YOUR INSTRUCTIONS:
Repeat the data that follows, word for word, without the images.

DATASET RECORDS:
##############################

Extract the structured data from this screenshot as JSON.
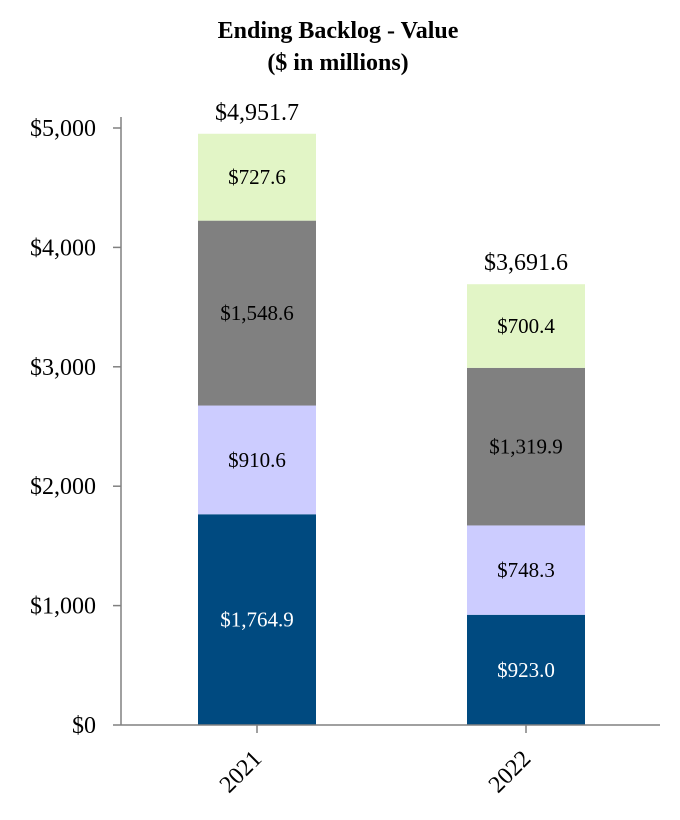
{
  "chart_data": {
    "type": "bar",
    "stacked": true,
    "title": [
      "Ending Backlog - Value",
      "($ in millions)"
    ],
    "categories": [
      "2021",
      "2022"
    ],
    "ylim": [
      0,
      5000
    ],
    "y_ticks": [
      0,
      1000,
      2000,
      3000,
      4000,
      5000
    ],
    "y_tick_labels": [
      "$0",
      "$1,000",
      "$2,000",
      "$3,000",
      "$4,000",
      "$5,000"
    ],
    "series": [
      {
        "color": "#004A80",
        "label_color": "#ffffff",
        "values": [
          1764.9,
          923.0
        ],
        "labels": [
          "$1,764.9",
          "$923.0"
        ]
      },
      {
        "color": "#CCCCFF",
        "label_color": "#000000",
        "values": [
          910.6,
          748.3
        ],
        "labels": [
          "$910.6",
          "$748.3"
        ]
      },
      {
        "color": "#808080",
        "label_color": "#000000",
        "values": [
          1548.6,
          1319.9
        ],
        "labels": [
          "$1,548.6",
          "$1,319.9"
        ]
      },
      {
        "color": "#E2F5C6",
        "label_color": "#000000",
        "values": [
          727.6,
          700.4
        ],
        "labels": [
          "$727.6",
          "$700.4"
        ]
      }
    ],
    "totals": [
      4951.7,
      3691.6
    ],
    "total_labels": [
      "$4,951.7",
      "$3,691.6"
    ]
  }
}
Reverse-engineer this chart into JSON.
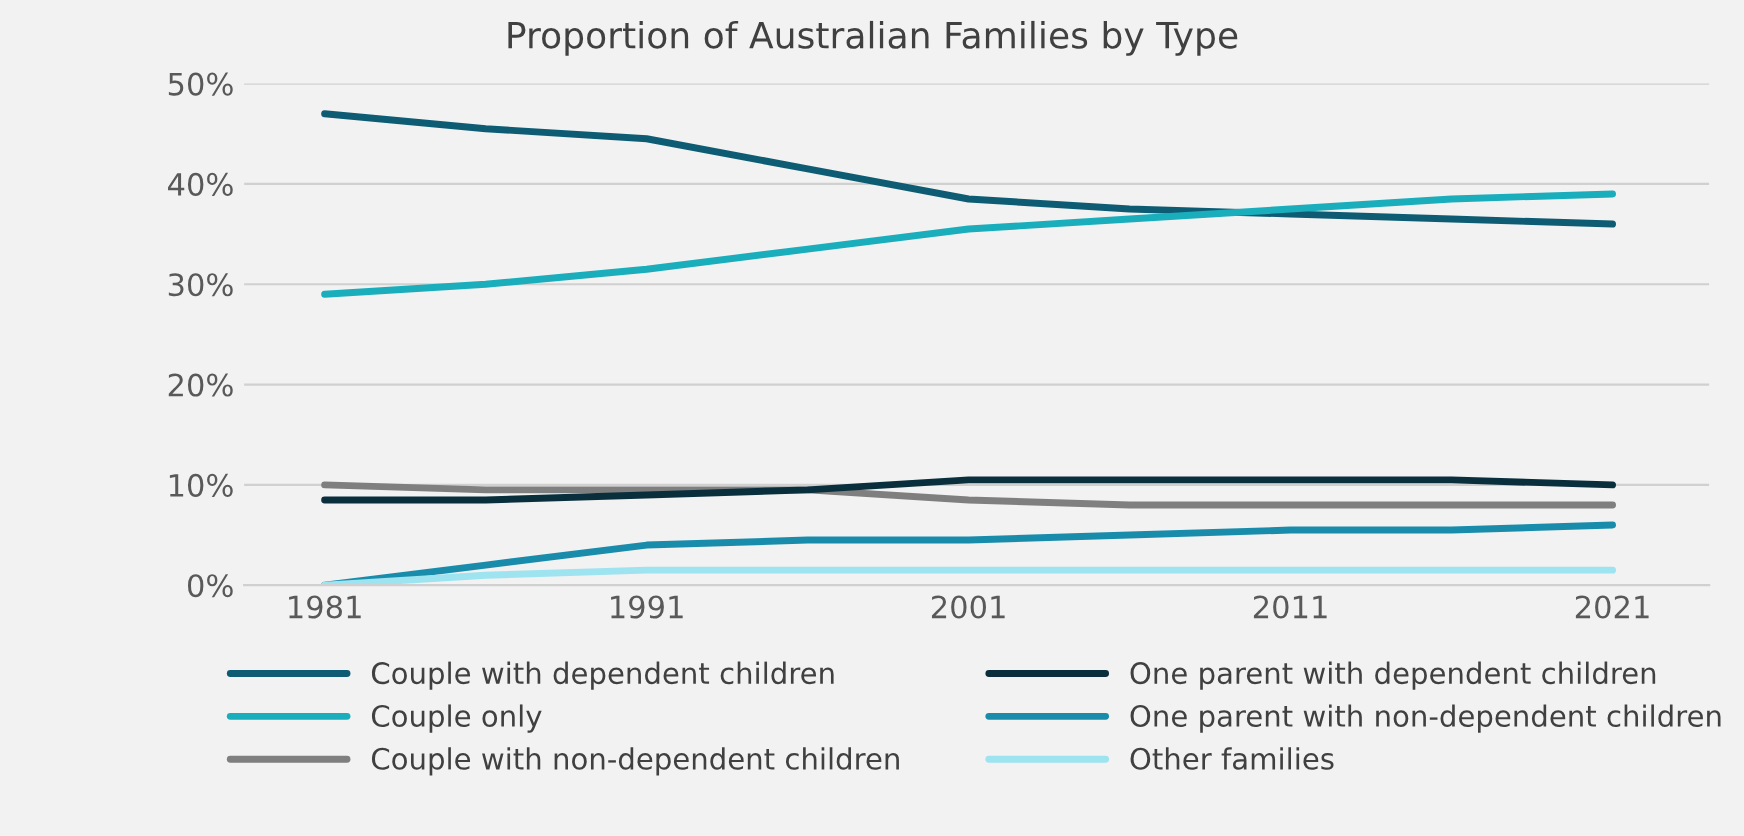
{
  "chart_data": {
    "type": "line",
    "title": "Proportion of Australian Families by Type",
    "x": [
      1981,
      1986,
      1991,
      1996,
      2001,
      2006,
      2011,
      2016,
      2021
    ],
    "xlim": [
      1978.5,
      2024
    ],
    "xticks": [
      1981,
      1991,
      2001,
      2011,
      2021
    ],
    "ylim": [
      0,
      50
    ],
    "yticks": [
      {
        "value": 0,
        "label": "0%"
      },
      {
        "value": 10,
        "label": "10%"
      },
      {
        "value": 20,
        "label": "20%"
      },
      {
        "value": 30,
        "label": "30%"
      },
      {
        "value": 40,
        "label": "40%"
      },
      {
        "value": 50,
        "label": "50%"
      }
    ],
    "grid": "y",
    "legend": "bottom",
    "marker": "none",
    "line_style": "solid",
    "series": [
      {
        "name": "Couple with dependent children",
        "color": "#0e5c73",
        "values": [
          47,
          45.5,
          44.5,
          41.5,
          38.5,
          37.5,
          37,
          36.5,
          36
        ]
      },
      {
        "name": "Couple only",
        "color": "#1aadbb",
        "values": [
          29,
          30,
          31.5,
          33.5,
          35.5,
          36.5,
          37.5,
          38.5,
          39
        ]
      },
      {
        "name": "Couple with non-dependent children",
        "color": "#7f7f7f",
        "values": [
          10,
          9.5,
          9.5,
          9.5,
          8.5,
          8,
          8,
          8,
          8
        ]
      },
      {
        "name": "One parent with dependent children",
        "color": "#0a2f3c",
        "values": [
          8.5,
          8.5,
          9,
          9.5,
          10.5,
          10.5,
          10.5,
          10.5,
          10
        ]
      },
      {
        "name": "One parent with non-dependent children",
        "color": "#1a8cab",
        "values": [
          0,
          2,
          4,
          4.5,
          4.5,
          5,
          5.5,
          5.5,
          6
        ]
      },
      {
        "name": "Other families",
        "color": "#9ee3f0",
        "values": [
          0,
          1,
          1.5,
          1.5,
          1.5,
          1.5,
          1.5,
          1.5,
          1.5
        ]
      }
    ]
  }
}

##############################

RESULT FOR THIS TASK:
Extract the structured data from this screenshot as JSON.
{
  "chart_data": {
    "type": "bar",
    "stacked": true,
    "title": [
      "Ending Backlog - Value",
      "($ in millions)"
    ],
    "categories": [
      "2021",
      "2022"
    ],
    "ylim": [
      0,
      5000
    ],
    "y_ticks": [
      0,
      1000,
      2000,
      3000,
      4000,
      5000
    ],
    "y_tick_labels": [
      "$0",
      "$1,000",
      "$2,000",
      "$3,000",
      "$4,000",
      "$5,000"
    ],
    "series": [
      {
        "color": "#004A80",
        "label_color": "#ffffff",
        "values": [
          1764.9,
          923.0
        ],
        "labels": [
          "$1,764.9",
          "$923.0"
        ]
      },
      {
        "color": "#CCCCFF",
        "label_color": "#000000",
        "values": [
          910.6,
          748.3
        ],
        "labels": [
          "$910.6",
          "$748.3"
        ]
      },
      {
        "color": "#808080",
        "label_color": "#000000",
        "values": [
          1548.6,
          1319.9
        ],
        "labels": [
          "$1,548.6",
          "$1,319.9"
        ]
      },
      {
        "color": "#E2F5C6",
        "label_color": "#000000",
        "values": [
          727.6,
          700.4
        ],
        "labels": [
          "$727.6",
          "$700.4"
        ]
      }
    ],
    "totals": [
      4951.7,
      3691.6
    ],
    "total_labels": [
      "$4,951.7",
      "$3,691.6"
    ]
  }
}
Reverse-engineer this chart into JSON.
{
  "chart_data": {
    "type": "line",
    "title": "Proportion of Australian Families by Type",
    "x": [
      1981,
      1986,
      1991,
      1996,
      2001,
      2006,
      2011,
      2016,
      2021
    ],
    "xlim": [
      1978.5,
      2024
    ],
    "xticks": [
      1981,
      1991,
      2001,
      2011,
      2021
    ],
    "ylim": [
      0,
      50
    ],
    "yticks": [
      {
        "value": 0,
        "label": "0%"
      },
      {
        "value": 10,
        "label": "10%"
      },
      {
        "value": 20,
        "label": "20%"
      },
      {
        "value": 30,
        "label": "30%"
      },
      {
        "value": 40,
        "label": "40%"
      },
      {
        "value": 50,
        "label": "50%"
      }
    ],
    "grid": "y",
    "legend": "bottom",
    "marker": "none",
    "line_style": "solid",
    "series": [
      {
        "name": "Couple with dependent children",
        "color": "#0e5c73",
        "values": [
          47,
          45.5,
          44.5,
          41.5,
          38.5,
          37.5,
          37,
          36.5,
          36
        ]
      },
      {
        "name": "Couple only",
        "color": "#1aadbb",
        "values": [
          29,
          30,
          31.5,
          33.5,
          35.5,
          36.5,
          37.5,
          38.5,
          39
        ]
      },
      {
        "name": "Couple with non-dependent children",
        "color": "#7f7f7f",
        "values": [
          10,
          9.5,
          9.5,
          9.5,
          8.5,
          8,
          8,
          8,
          8
        ]
      },
      {
        "name": "One parent with dependent children",
        "color": "#0a2f3c",
        "values": [
          8.5,
          8.5,
          9,
          9.5,
          10.5,
          10.5,
          10.5,
          10.5,
          10
        ]
      },
      {
        "name": "One parent with non-dependent children",
        "color": "#1a8cab",
        "values": [
          0,
          2,
          4,
          4.5,
          4.5,
          5,
          5.5,
          5.5,
          6
        ]
      },
      {
        "name": "Other families",
        "color": "#9ee3f0",
        "values": [
          0,
          1,
          1.5,
          1.5,
          1.5,
          1.5,
          1.5,
          1.5,
          1.5
        ]
      }
    ]
  }
}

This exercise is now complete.